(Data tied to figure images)
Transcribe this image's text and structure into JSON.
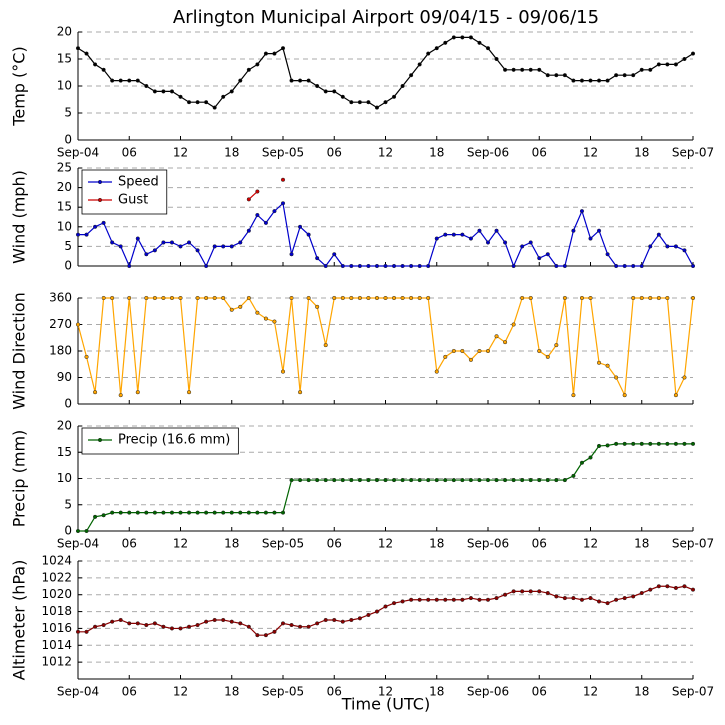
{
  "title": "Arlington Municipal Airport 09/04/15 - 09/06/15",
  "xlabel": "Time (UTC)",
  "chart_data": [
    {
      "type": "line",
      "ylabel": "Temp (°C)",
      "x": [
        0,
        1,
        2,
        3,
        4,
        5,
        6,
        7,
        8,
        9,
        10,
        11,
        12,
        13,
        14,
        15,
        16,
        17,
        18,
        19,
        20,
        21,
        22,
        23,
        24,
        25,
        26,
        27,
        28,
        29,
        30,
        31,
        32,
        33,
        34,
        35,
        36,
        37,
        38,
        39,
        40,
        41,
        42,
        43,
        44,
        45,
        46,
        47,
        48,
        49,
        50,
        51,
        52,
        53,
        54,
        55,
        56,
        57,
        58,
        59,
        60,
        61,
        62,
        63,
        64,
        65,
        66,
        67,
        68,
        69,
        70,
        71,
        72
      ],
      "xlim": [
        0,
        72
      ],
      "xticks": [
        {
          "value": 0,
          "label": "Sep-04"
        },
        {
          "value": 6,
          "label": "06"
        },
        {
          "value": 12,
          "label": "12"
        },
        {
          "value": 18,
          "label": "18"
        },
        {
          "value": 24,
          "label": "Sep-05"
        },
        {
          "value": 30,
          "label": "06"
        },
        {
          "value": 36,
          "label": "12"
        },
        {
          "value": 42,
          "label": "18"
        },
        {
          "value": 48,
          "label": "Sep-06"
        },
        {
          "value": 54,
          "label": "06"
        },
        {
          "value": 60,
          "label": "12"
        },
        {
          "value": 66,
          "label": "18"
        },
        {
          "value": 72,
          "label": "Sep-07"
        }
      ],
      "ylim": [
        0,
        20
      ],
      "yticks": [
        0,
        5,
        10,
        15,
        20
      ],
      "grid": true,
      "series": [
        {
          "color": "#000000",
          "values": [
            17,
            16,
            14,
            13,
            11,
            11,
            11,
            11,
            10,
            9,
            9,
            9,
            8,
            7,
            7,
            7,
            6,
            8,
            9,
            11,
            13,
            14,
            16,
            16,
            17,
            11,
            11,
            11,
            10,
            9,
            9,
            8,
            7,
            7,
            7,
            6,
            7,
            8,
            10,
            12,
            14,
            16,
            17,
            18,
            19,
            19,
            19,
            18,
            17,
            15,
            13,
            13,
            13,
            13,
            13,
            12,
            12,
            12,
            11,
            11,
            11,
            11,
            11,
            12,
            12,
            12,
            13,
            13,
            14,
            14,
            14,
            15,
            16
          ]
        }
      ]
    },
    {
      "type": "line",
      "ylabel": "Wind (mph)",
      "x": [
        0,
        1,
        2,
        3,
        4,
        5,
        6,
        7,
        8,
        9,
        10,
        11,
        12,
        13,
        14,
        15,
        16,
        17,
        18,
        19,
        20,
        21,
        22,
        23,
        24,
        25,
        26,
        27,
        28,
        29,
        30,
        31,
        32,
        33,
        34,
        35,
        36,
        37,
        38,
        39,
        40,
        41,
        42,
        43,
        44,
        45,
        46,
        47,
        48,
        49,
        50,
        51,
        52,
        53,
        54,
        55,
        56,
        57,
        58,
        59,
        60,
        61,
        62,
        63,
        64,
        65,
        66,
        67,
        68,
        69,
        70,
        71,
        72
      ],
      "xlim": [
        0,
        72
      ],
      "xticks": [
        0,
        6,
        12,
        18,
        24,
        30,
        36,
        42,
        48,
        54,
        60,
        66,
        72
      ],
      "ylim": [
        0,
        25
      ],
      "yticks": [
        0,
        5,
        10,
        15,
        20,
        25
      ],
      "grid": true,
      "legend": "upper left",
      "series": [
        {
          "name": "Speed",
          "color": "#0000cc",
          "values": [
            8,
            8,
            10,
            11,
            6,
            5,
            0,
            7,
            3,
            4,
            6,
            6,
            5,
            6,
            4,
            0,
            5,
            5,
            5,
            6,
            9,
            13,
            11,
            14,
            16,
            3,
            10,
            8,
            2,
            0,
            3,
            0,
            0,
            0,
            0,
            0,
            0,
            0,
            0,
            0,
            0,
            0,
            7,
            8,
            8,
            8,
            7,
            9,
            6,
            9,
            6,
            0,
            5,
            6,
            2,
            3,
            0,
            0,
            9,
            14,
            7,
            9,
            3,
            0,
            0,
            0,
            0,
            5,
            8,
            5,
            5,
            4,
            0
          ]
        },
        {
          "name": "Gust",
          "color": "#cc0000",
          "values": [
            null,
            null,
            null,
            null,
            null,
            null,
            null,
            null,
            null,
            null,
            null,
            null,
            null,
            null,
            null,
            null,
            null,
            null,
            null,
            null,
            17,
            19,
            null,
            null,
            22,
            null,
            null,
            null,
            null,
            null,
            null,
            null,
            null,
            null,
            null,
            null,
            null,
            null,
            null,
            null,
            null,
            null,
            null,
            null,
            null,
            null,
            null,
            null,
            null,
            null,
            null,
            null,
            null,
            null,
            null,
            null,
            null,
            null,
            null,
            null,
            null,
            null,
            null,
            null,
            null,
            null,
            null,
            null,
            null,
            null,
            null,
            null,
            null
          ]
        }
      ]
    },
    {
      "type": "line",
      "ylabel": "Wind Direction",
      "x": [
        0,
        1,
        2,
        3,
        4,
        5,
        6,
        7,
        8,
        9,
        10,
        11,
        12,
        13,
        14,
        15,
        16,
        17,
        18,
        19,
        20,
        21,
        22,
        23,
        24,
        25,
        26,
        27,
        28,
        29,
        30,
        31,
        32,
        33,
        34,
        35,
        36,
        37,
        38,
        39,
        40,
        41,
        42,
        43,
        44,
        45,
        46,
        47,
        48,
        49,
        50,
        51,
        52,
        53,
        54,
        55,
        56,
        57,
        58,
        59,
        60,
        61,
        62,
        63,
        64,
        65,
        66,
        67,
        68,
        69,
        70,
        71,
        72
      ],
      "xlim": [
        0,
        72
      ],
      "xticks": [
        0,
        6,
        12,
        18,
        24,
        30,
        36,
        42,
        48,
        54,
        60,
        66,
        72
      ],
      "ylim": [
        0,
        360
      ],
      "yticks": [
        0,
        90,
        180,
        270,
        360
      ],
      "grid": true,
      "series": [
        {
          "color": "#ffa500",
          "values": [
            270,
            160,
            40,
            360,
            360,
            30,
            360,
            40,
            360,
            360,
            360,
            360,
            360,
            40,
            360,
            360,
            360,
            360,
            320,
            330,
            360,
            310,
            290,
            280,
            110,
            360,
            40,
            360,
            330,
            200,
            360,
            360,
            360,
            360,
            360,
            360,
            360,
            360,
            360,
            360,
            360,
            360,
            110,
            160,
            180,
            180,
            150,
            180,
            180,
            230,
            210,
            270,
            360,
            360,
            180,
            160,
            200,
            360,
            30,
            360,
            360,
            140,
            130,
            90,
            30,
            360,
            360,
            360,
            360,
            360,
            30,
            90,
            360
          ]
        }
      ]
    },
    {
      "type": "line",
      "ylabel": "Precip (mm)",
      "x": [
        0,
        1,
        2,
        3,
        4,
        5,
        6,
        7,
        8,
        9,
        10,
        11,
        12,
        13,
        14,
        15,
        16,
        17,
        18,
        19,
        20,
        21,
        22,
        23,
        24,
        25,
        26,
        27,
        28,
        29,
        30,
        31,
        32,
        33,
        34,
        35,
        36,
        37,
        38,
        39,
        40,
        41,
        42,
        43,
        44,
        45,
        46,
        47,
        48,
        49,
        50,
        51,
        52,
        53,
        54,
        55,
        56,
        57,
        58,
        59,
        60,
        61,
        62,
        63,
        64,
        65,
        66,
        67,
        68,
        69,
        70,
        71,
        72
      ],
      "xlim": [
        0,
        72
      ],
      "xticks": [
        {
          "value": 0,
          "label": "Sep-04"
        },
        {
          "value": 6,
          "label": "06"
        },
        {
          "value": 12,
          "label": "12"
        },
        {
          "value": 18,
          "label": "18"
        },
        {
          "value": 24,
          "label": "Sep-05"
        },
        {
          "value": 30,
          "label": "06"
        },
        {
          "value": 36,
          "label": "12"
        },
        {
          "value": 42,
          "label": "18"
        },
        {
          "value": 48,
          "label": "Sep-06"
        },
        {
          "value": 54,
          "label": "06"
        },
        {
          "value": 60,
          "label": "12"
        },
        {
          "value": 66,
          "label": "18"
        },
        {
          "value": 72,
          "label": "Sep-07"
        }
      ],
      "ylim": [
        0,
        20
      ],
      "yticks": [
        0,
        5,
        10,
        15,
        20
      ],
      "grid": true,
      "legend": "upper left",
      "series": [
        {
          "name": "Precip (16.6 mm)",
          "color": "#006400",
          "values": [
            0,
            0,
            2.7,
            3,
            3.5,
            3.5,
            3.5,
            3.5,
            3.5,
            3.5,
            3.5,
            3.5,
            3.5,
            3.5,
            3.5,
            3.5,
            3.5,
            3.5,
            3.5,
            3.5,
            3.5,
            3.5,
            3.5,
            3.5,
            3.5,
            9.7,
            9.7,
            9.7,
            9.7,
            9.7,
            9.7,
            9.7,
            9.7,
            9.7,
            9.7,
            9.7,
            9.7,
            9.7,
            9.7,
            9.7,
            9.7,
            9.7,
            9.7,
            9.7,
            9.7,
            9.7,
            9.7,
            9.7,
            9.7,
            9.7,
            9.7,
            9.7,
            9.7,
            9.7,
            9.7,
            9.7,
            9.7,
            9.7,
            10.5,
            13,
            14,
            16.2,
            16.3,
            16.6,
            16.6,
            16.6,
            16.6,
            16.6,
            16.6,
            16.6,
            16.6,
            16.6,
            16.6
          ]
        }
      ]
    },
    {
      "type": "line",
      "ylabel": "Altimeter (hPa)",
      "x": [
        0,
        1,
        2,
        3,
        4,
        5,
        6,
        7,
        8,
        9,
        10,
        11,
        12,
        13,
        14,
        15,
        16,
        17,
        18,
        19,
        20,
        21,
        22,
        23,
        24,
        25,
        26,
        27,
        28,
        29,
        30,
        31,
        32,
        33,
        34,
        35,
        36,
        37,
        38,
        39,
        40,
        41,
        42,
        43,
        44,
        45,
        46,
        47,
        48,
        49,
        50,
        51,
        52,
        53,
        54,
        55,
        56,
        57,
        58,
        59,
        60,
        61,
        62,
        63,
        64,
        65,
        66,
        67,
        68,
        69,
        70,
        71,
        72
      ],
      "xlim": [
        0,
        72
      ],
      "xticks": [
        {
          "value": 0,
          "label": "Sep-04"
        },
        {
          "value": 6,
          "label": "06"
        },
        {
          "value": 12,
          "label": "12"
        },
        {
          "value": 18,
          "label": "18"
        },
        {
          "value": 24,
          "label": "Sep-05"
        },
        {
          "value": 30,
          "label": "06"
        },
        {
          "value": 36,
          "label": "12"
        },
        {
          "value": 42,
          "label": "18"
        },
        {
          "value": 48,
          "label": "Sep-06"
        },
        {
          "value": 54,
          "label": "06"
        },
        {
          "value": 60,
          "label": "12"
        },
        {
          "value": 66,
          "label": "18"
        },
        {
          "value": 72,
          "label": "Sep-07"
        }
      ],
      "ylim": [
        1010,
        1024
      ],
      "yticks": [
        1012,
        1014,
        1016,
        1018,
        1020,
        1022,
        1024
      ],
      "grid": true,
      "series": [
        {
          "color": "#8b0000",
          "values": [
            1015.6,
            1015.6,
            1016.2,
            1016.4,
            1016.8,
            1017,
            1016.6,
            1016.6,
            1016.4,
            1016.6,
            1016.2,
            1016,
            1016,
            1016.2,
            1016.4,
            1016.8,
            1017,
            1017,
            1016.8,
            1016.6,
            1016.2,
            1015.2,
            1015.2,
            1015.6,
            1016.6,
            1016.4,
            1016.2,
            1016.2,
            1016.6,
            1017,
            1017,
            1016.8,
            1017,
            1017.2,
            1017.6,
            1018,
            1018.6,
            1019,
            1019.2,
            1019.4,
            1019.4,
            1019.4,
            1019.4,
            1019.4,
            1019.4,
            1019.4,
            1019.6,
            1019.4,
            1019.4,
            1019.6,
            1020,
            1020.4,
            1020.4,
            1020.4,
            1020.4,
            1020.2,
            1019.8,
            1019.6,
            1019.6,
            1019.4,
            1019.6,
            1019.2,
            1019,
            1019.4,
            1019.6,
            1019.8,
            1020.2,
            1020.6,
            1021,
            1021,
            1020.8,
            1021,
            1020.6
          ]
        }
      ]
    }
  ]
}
--
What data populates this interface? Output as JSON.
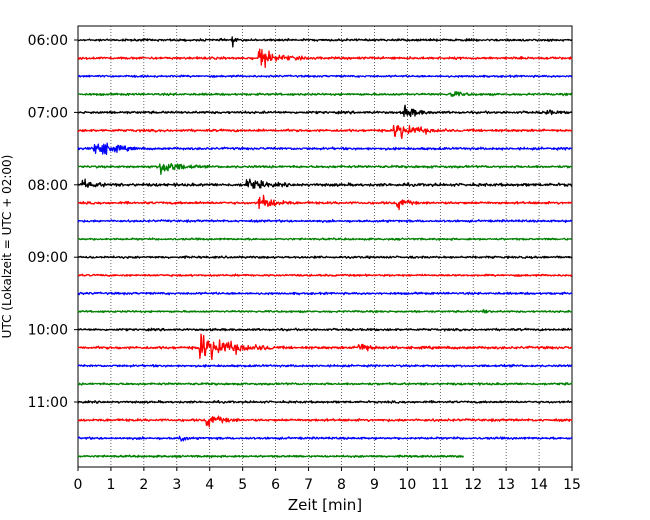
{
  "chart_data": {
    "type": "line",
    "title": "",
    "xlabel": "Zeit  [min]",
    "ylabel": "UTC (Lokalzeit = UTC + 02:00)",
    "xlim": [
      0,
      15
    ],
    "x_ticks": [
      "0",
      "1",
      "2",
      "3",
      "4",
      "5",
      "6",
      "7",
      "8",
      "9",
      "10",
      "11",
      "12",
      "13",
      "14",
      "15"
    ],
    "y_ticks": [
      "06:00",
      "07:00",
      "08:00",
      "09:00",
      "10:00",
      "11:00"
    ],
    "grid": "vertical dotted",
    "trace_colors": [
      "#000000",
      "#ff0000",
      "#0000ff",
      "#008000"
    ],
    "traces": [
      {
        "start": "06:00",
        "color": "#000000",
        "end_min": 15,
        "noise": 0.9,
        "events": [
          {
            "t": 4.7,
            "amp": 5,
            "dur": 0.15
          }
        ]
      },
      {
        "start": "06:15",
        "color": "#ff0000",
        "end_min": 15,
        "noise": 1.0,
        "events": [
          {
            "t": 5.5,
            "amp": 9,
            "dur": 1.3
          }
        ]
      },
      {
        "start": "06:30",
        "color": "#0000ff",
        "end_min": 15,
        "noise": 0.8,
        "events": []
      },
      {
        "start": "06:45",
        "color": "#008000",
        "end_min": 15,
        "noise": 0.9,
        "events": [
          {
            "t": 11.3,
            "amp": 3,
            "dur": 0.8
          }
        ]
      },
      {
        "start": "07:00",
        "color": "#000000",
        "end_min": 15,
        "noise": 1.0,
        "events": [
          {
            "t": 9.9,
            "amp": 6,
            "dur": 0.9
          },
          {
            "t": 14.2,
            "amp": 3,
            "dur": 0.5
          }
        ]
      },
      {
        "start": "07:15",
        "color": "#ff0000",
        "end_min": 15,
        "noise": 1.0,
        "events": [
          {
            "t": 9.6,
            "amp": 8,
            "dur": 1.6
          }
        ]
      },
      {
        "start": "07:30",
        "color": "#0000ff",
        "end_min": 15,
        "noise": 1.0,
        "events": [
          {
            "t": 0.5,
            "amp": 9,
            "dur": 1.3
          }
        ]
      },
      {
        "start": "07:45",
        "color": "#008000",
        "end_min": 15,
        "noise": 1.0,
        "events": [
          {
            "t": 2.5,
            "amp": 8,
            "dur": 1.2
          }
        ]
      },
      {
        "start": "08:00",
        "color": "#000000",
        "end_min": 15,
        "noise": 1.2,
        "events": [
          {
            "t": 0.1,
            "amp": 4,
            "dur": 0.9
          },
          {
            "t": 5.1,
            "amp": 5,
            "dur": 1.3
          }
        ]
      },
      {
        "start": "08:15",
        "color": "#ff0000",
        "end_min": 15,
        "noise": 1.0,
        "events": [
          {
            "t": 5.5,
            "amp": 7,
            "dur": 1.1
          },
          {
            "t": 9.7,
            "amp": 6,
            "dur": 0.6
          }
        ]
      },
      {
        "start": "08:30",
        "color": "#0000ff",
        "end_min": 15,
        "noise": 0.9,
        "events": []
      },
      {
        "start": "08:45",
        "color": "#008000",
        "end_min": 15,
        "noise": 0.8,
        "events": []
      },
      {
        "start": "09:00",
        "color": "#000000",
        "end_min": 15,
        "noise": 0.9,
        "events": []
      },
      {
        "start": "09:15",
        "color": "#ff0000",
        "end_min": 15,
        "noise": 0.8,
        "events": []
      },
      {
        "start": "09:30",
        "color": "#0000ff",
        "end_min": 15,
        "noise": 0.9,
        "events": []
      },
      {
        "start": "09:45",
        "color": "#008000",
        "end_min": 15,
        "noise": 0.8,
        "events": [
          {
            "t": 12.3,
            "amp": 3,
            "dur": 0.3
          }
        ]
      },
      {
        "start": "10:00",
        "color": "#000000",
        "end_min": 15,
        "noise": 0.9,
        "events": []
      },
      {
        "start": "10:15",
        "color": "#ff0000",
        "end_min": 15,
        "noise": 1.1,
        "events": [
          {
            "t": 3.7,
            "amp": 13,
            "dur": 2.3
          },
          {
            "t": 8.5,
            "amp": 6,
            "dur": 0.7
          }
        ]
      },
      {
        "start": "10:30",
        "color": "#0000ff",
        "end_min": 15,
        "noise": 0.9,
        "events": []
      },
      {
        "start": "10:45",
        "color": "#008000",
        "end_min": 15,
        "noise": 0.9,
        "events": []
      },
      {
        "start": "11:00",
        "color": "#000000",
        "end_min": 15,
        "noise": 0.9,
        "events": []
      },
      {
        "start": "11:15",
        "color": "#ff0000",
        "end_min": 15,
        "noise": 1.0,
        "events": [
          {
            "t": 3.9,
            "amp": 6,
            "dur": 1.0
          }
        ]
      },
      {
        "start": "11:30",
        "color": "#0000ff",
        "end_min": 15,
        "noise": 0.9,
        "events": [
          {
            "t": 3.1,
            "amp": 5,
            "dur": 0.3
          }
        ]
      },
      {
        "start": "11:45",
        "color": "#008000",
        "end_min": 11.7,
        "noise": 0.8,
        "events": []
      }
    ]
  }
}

Aim =
Tally up the lines holding the string "JSON" in this listing, and report the total alone.

Task response =
2